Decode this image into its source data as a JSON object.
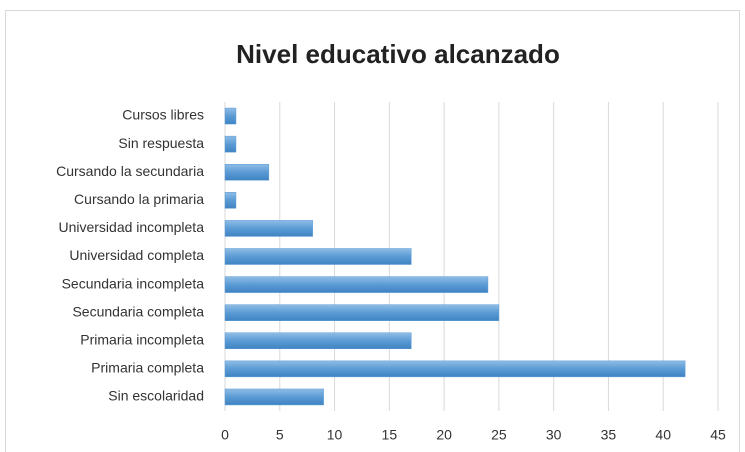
{
  "chart_data": {
    "type": "barh",
    "title": "Nivel educativo alcanzado",
    "categories": [
      "Sin escolaridad",
      "Primaria completa",
      "Primaria incompleta",
      "Secundaria completa",
      "Secundaria incompleta",
      "Universidad completa",
      "Universidad incompleta",
      "Cursando la primaria",
      "Cursando la secundaria",
      "Sin respuesta",
      "Cursos libres"
    ],
    "values": [
      9,
      42,
      17,
      25,
      24,
      17,
      8,
      1,
      4,
      1,
      1
    ],
    "color": "#5b9bd5",
    "xlim": [
      0,
      45
    ],
    "xticks": [
      0,
      5,
      10,
      15,
      20,
      25,
      30,
      35,
      40,
      45
    ],
    "grid": true
  }
}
================
Aim of the exercise:
Copy out every line from the data above that has "incompleta" in it.

Finished task:
      "Primaria incompleta",
      "Secundaria incompleta",
      "Universidad incompleta",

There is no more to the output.